===== Dataset

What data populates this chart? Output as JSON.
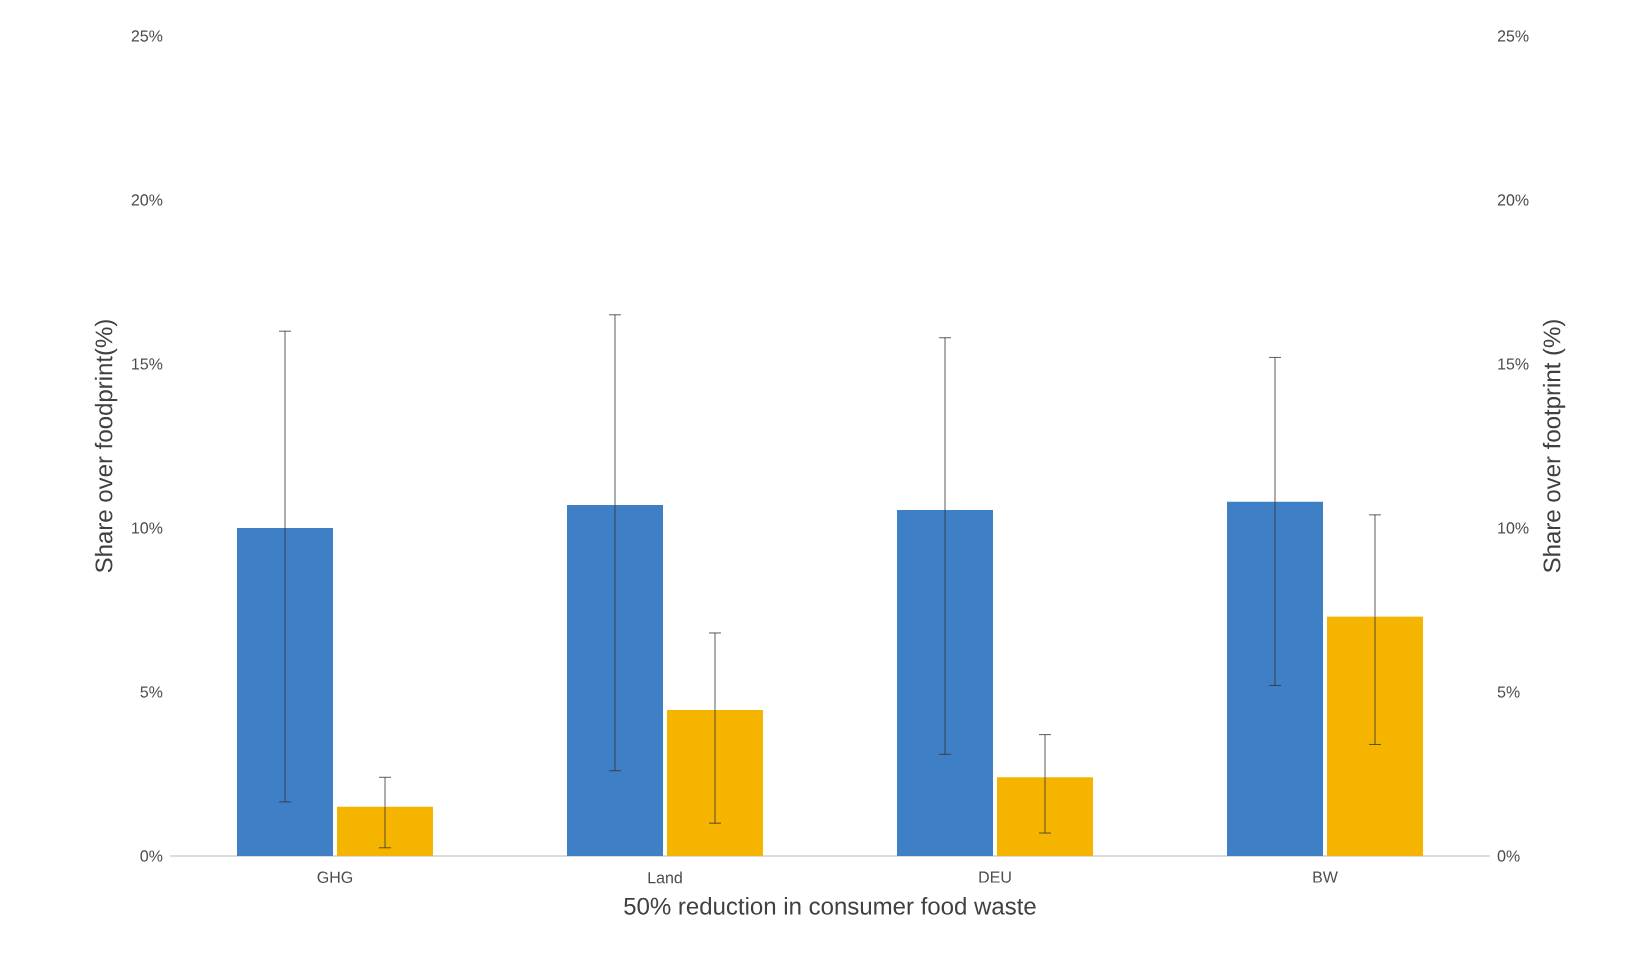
{
  "chart_data": {
    "type": "bar",
    "xlabel": "50% reduction in consumer food waste",
    "ylabel": "Share over foodprint(%)",
    "y2label": "Share over footprint (%)",
    "categories": [
      "GHG",
      "Land",
      "DEU",
      "BW"
    ],
    "series": [
      {
        "color": "#3f7fc6",
        "values": [
          10.0,
          10.7,
          10.55,
          10.8
        ],
        "errors": [
          [
            1.65,
            16.0
          ],
          [
            2.6,
            16.5
          ],
          [
            3.1,
            15.8
          ],
          [
            5.2,
            15.2
          ]
        ]
      },
      {
        "color": "#f5b400",
        "values": [
          1.5,
          4.45,
          2.4,
          7.3
        ],
        "errors": [
          [
            0.25,
            2.4
          ],
          [
            1.0,
            6.8
          ],
          [
            0.7,
            3.7
          ],
          [
            3.4,
            10.4
          ]
        ]
      }
    ],
    "ylim": [
      0,
      25
    ],
    "yticks": [
      {
        "value": 0,
        "label": "0%"
      },
      {
        "value": 5,
        "label": "5%"
      },
      {
        "value": 10,
        "label": "10%"
      },
      {
        "value": 15,
        "label": "15%"
      },
      {
        "value": 20,
        "label": "20%"
      },
      {
        "value": 25,
        "label": "25%"
      }
    ],
    "y2lim": [
      0,
      25
    ],
    "y2ticks": [
      {
        "value": 0,
        "label": "0%"
      },
      {
        "value": 5,
        "label": "5%"
      },
      {
        "value": 10,
        "label": "10%"
      },
      {
        "value": 15,
        "label": "15%"
      },
      {
        "value": 20,
        "label": "20%"
      },
      {
        "value": 25,
        "label": "25%"
      }
    ],
    "grid": false
  }
}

==========

◆ **Requirement**
Pictures are to be left out; the records above must be repeated word for word.

◆ **Answer in full**
What data populates this chart? Output as JSON.
{
  "chart_data": {
    "type": "bar",
    "xlabel": "50% reduction in consumer food waste",
    "ylabel": "Share over foodprint(%)",
    "y2label": "Share over footprint (%)",
    "categories": [
      "GHG",
      "Land",
      "DEU",
      "BW"
    ],
    "series": [
      {
        "color": "#3f7fc6",
        "values": [
          10.0,
          10.7,
          10.55,
          10.8
        ],
        "errors": [
          [
            1.65,
            16.0
          ],
          [
            2.6,
            16.5
          ],
          [
            3.1,
            15.8
          ],
          [
            5.2,
            15.2
          ]
        ]
      },
      {
        "color": "#f5b400",
        "values": [
          1.5,
          4.45,
          2.4,
          7.3
        ],
        "errors": [
          [
            0.25,
            2.4
          ],
          [
            1.0,
            6.8
          ],
          [
            0.7,
            3.7
          ],
          [
            3.4,
            10.4
          ]
        ]
      }
    ],
    "ylim": [
      0,
      25
    ],
    "yticks": [
      {
        "value": 0,
        "label": "0%"
      },
      {
        "value": 5,
        "label": "5%"
      },
      {
        "value": 10,
        "label": "10%"
      },
      {
        "value": 15,
        "label": "15%"
      },
      {
        "value": 20,
        "label": "20%"
      },
      {
        "value": 25,
        "label": "25%"
      }
    ],
    "y2lim": [
      0,
      25
    ],
    "y2ticks": [
      {
        "value": 0,
        "label": "0%"
      },
      {
        "value": 5,
        "label": "5%"
      },
      {
        "value": 10,
        "label": "10%"
      },
      {
        "value": 15,
        "label": "15%"
      },
      {
        "value": 20,
        "label": "20%"
      },
      {
        "value": 25,
        "label": "25%"
      }
    ],
    "grid": false
  }
}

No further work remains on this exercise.